• **Materials provided**:

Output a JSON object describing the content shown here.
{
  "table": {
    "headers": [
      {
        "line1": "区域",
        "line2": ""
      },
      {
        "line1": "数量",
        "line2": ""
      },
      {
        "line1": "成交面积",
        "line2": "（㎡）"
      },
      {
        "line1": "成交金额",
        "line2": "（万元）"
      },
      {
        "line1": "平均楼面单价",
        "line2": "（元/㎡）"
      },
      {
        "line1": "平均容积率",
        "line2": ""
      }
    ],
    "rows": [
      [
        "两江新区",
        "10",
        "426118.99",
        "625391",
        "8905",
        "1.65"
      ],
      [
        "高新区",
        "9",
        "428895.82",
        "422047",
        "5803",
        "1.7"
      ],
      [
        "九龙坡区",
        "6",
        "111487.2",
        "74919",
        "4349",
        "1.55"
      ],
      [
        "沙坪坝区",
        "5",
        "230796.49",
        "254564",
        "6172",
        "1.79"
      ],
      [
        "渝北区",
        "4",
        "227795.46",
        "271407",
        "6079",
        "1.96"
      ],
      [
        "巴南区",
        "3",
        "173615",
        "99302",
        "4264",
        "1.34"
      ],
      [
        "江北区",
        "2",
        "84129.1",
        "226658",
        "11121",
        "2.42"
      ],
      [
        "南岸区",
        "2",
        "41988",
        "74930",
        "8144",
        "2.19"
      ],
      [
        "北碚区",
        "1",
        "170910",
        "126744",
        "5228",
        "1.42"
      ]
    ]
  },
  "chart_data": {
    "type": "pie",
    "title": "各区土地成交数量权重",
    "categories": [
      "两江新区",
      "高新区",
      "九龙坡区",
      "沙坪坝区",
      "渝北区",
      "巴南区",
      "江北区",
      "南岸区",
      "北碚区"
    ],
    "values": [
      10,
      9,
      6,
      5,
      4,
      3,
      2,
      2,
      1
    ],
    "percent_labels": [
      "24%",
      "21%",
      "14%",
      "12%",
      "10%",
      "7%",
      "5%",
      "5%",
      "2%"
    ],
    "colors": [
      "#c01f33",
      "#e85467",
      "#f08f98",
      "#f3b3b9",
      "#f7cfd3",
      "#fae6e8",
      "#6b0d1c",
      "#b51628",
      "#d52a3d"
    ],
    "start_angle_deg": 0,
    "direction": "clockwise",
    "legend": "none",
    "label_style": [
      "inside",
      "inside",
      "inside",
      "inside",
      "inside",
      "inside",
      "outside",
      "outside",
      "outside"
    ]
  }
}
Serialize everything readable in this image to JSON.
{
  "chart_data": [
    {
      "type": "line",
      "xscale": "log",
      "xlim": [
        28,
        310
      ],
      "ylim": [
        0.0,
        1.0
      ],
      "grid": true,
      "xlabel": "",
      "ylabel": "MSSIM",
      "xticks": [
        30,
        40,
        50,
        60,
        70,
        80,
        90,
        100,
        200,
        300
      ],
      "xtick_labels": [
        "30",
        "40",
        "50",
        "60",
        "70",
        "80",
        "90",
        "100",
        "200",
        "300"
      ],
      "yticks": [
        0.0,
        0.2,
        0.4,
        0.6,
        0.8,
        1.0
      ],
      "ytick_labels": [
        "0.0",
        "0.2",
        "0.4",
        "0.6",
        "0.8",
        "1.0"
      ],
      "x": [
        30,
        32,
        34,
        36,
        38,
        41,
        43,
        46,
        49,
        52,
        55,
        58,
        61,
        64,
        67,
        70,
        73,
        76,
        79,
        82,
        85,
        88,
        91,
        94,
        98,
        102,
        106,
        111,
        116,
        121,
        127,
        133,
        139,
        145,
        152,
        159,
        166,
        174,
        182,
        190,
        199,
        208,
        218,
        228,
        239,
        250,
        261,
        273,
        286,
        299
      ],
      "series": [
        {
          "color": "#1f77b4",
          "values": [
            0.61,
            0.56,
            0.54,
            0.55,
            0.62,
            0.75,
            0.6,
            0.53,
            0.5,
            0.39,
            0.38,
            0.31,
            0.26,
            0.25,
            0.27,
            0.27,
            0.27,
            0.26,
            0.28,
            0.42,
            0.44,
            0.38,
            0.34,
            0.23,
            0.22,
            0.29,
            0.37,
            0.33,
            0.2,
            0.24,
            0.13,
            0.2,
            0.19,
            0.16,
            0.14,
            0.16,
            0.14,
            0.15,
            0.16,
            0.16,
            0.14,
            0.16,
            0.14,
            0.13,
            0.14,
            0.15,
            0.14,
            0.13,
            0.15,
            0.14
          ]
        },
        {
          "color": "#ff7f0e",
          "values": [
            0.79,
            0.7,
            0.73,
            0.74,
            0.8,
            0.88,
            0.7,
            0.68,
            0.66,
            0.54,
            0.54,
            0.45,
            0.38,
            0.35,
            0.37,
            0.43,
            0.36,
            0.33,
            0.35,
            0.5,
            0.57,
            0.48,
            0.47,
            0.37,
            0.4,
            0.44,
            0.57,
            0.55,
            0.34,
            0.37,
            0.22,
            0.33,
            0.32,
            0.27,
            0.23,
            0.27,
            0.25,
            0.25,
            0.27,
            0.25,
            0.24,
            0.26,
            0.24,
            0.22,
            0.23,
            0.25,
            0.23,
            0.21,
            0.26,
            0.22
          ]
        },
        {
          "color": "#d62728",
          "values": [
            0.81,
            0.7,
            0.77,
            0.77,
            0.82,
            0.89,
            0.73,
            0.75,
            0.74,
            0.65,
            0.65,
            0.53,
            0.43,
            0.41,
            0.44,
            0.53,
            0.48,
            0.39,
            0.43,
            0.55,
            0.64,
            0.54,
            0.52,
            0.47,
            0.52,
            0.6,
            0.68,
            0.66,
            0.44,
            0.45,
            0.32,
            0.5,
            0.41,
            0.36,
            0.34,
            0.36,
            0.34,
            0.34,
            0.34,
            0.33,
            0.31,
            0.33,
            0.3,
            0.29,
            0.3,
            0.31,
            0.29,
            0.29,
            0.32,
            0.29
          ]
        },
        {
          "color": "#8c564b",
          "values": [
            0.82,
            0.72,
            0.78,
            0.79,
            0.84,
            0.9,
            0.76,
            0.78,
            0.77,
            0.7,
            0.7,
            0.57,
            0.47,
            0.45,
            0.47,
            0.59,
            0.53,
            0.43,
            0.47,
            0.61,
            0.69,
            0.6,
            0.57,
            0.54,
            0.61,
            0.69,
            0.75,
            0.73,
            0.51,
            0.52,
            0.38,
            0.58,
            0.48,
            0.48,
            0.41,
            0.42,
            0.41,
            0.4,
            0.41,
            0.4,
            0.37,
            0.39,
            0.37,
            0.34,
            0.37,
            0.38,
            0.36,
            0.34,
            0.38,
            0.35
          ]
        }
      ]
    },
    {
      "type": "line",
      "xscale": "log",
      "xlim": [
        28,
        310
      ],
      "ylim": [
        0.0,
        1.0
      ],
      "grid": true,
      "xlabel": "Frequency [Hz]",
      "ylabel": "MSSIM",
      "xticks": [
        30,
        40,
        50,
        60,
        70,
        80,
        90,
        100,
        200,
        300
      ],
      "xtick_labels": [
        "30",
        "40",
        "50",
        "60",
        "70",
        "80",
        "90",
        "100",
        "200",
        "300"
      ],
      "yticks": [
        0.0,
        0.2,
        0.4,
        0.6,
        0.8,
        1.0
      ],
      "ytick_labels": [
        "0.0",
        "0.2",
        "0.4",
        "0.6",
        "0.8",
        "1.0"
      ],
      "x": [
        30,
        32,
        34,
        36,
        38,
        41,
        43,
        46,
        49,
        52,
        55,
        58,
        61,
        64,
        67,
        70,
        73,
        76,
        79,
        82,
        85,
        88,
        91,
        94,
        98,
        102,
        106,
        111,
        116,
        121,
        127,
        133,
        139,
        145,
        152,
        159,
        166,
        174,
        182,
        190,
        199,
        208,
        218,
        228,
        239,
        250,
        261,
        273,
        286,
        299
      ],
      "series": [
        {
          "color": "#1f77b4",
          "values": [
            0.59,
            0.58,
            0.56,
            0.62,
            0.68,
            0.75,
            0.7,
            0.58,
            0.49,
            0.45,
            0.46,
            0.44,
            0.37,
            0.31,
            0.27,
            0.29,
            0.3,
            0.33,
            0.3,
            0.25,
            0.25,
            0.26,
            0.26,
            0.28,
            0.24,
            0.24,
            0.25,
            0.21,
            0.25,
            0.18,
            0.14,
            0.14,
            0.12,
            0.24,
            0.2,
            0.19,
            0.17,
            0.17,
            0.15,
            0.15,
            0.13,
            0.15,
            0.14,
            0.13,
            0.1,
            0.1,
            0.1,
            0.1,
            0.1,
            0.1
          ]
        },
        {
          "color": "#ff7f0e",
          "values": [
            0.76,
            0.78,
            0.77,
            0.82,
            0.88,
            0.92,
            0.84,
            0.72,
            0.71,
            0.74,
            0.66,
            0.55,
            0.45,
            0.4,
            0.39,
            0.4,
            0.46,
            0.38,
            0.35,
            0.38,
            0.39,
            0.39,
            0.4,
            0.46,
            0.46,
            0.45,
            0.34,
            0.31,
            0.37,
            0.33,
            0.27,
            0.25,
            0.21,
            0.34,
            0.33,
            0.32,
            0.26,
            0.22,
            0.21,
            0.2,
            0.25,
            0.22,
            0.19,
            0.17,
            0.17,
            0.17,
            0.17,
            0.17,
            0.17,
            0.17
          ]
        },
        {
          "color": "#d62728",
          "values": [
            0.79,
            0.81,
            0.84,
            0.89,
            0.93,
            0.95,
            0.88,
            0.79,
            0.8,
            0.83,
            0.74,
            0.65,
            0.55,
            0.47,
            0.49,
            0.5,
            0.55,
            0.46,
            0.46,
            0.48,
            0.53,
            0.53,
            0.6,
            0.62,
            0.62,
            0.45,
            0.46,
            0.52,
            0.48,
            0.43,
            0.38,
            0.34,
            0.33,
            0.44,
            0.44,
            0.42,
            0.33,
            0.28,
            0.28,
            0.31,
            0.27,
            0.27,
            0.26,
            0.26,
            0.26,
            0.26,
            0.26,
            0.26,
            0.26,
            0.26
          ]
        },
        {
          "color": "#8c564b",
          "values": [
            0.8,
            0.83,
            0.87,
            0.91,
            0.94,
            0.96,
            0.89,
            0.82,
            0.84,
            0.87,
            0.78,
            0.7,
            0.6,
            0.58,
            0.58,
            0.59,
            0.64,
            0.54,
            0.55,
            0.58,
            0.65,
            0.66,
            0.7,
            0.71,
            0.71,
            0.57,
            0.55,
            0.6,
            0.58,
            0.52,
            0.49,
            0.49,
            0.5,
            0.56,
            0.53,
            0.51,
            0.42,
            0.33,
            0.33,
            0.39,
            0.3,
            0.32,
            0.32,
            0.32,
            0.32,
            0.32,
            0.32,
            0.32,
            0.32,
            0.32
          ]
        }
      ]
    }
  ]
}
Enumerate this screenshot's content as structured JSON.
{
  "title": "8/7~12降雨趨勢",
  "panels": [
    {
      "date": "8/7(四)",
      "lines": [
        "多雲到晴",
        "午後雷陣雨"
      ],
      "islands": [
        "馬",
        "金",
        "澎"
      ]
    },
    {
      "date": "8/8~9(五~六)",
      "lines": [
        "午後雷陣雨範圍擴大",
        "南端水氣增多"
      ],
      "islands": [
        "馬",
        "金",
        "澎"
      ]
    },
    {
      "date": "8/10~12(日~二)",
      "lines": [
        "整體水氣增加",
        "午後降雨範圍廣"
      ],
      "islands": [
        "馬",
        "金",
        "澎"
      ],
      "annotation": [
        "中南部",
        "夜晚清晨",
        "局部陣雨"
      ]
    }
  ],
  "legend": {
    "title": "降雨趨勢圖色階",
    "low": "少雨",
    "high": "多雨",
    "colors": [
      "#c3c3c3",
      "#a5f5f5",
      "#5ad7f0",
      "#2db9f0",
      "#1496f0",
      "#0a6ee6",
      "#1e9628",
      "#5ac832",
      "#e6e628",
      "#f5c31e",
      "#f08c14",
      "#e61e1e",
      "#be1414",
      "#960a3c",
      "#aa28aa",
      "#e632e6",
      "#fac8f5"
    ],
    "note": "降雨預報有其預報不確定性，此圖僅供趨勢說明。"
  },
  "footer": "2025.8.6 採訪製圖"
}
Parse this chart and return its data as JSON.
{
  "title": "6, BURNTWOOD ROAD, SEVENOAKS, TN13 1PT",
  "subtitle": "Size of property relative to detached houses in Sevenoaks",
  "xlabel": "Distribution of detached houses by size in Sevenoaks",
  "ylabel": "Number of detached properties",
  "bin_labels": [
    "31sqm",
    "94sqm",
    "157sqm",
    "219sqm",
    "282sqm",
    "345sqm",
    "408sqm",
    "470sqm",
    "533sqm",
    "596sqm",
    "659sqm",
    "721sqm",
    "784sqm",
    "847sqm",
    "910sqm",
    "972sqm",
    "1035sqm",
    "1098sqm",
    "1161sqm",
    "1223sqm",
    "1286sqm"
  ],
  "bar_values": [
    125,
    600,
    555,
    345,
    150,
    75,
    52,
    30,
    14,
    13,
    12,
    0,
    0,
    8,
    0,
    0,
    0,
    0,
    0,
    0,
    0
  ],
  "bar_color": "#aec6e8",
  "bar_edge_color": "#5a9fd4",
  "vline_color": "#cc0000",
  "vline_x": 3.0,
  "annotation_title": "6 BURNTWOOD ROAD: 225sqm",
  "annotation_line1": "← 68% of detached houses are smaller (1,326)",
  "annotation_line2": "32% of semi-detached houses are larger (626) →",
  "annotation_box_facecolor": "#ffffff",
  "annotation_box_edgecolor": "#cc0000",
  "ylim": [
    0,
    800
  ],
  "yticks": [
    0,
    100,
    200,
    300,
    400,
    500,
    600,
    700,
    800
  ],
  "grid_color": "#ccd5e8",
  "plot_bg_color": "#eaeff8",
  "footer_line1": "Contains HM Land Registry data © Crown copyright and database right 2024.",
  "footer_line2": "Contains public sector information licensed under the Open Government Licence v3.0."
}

• **Prompt**:
All lines from the one with "Parse this chart and return its data as JSON." through the final line above are to be quoted exactly; quote no other line.

• **Result**:
Parse this chart and return its data as JSON.
{
  "title": "6, BURNTWOOD ROAD, SEVENOAKS, TN13 1PT",
  "subtitle": "Size of property relative to detached houses in Sevenoaks",
  "xlabel": "Distribution of detached houses by size in Sevenoaks",
  "ylabel": "Number of detached properties",
  "bin_labels": [
    "31sqm",
    "94sqm",
    "157sqm",
    "219sqm",
    "282sqm",
    "345sqm",
    "408sqm",
    "470sqm",
    "533sqm",
    "596sqm",
    "659sqm",
    "721sqm",
    "784sqm",
    "847sqm",
    "910sqm",
    "972sqm",
    "1035sqm",
    "1098sqm",
    "1161sqm",
    "1223sqm",
    "1286sqm"
  ],
  "bar_values": [
    125,
    600,
    555,
    345,
    150,
    75,
    52,
    30,
    14,
    13,
    12,
    0,
    0,
    8,
    0,
    0,
    0,
    0,
    0,
    0,
    0
  ],
  "bar_color": "#aec6e8",
  "bar_edge_color": "#5a9fd4",
  "vline_color": "#cc0000",
  "vline_x": 3.0,
  "annotation_title": "6 BURNTWOOD ROAD: 225sqm",
  "annotation_line1": "← 68% of detached houses are smaller (1,326)",
  "annotation_line2": "32% of semi-detached houses are larger (626) →",
  "annotation_box_facecolor": "#ffffff",
  "annotation_box_edgecolor": "#cc0000",
  "ylim": [
    0,
    800
  ],
  "yticks": [
    0,
    100,
    200,
    300,
    400,
    500,
    600,
    700,
    800
  ],
  "grid_color": "#ccd5e8",
  "plot_bg_color": "#eaeff8",
  "footer_line1": "Contains HM Land Registry data © Crown copyright and database right 2024.",
  "footer_line2": "Contains public sector information licensed under the Open Government Licence v3.0."
}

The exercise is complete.